▶ [Dataset records]:
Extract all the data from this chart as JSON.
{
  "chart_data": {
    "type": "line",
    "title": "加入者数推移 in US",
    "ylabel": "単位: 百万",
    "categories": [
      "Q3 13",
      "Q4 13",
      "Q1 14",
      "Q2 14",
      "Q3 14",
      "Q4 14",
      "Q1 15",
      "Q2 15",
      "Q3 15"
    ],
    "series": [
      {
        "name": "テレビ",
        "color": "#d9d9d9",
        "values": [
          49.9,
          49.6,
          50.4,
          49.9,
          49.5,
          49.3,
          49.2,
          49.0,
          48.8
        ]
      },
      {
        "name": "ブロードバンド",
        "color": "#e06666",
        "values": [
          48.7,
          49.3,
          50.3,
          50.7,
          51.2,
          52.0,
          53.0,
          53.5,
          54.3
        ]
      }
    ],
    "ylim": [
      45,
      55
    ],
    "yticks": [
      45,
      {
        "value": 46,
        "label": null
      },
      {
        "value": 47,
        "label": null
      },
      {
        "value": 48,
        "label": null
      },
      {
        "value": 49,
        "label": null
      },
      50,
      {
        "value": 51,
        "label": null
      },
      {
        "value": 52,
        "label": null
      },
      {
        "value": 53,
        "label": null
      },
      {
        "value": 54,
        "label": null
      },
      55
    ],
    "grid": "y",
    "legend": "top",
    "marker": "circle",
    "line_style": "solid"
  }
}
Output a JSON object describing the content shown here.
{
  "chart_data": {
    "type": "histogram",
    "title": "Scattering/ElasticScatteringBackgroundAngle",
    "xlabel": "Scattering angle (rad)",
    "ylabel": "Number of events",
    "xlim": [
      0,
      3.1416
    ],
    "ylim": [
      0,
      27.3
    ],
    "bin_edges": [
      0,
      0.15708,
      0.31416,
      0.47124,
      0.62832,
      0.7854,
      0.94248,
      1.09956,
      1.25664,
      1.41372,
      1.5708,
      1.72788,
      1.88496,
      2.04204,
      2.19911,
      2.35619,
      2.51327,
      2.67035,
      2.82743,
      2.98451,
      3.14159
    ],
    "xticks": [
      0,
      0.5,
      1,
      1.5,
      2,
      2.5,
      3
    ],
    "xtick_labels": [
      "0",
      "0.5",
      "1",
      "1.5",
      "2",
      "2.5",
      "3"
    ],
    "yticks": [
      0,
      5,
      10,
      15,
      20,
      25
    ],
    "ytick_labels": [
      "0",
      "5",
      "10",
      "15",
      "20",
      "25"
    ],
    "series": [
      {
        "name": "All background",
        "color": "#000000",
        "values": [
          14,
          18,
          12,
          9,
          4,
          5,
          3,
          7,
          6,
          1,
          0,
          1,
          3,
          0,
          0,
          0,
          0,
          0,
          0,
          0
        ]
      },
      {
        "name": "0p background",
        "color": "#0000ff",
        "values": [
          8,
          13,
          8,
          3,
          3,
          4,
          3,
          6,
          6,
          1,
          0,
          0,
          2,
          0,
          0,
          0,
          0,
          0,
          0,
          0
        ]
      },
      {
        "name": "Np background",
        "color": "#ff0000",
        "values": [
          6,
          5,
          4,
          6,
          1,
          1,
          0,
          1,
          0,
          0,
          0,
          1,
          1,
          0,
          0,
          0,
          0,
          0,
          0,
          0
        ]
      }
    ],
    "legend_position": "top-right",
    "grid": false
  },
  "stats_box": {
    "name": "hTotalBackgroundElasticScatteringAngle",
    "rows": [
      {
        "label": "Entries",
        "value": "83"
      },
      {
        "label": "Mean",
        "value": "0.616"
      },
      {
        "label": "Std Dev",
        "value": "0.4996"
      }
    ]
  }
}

▶ [Requirements]: Of the lines in the data above, how many contain the word "color"? Give only that figure.

▶ [Task output]: 5